-------- Records for processing

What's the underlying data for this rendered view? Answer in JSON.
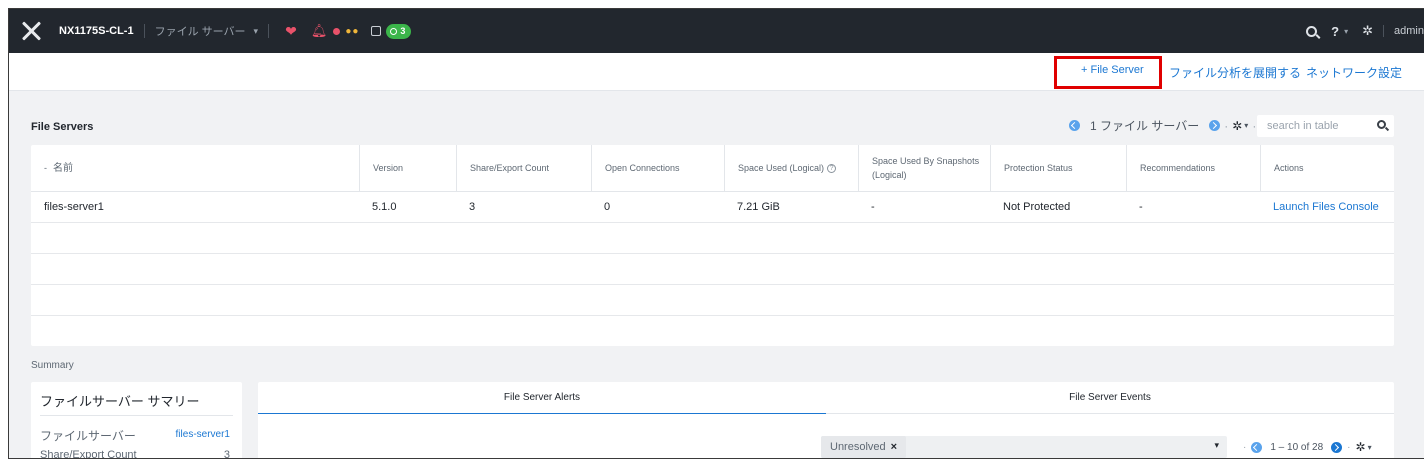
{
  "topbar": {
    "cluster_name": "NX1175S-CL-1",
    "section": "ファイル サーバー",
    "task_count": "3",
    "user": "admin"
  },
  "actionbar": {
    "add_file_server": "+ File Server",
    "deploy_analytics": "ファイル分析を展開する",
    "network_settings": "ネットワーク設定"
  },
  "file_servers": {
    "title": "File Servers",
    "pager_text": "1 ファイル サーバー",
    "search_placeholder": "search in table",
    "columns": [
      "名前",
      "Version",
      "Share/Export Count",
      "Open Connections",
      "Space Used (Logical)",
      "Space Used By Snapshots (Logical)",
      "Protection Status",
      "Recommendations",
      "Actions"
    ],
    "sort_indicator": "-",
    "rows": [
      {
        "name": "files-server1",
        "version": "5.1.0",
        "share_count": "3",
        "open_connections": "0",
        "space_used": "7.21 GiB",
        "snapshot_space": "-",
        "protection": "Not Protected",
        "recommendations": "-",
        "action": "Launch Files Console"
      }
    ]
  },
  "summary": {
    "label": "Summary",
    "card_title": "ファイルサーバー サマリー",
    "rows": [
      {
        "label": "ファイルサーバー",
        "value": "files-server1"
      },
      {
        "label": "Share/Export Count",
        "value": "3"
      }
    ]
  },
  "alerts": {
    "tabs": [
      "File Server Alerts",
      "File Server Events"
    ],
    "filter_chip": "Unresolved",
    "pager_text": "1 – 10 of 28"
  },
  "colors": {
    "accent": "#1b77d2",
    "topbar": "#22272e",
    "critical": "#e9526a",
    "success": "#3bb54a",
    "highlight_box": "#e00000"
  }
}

----------------
-------- Records for processing

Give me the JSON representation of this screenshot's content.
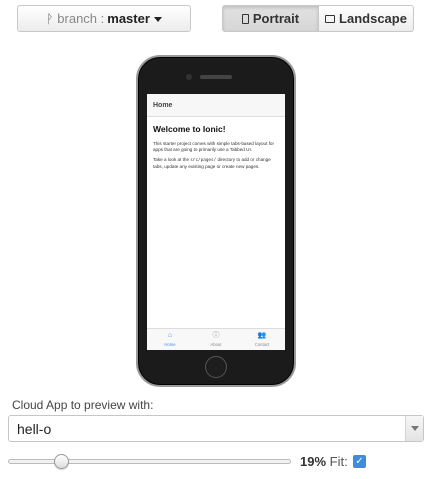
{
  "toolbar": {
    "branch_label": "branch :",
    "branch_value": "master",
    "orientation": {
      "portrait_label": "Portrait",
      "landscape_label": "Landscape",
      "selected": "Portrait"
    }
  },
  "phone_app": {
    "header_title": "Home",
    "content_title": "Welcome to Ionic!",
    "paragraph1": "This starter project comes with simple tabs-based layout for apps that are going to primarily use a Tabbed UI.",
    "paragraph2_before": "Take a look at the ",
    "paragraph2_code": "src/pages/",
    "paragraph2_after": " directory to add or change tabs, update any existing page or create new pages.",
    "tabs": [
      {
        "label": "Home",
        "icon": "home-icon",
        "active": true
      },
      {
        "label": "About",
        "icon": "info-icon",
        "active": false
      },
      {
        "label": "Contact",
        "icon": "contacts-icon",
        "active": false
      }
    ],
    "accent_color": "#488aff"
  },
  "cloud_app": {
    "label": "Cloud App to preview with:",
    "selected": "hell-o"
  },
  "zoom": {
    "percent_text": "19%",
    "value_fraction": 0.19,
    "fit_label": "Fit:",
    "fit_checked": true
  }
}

----------------

» **Work to do**
From the data, collect all lines where the string "JSON" appears.

» **Written response**
What's the underlying data for this rendered view? Answer in JSON.
Give me the JSON representation of this screenshot's content.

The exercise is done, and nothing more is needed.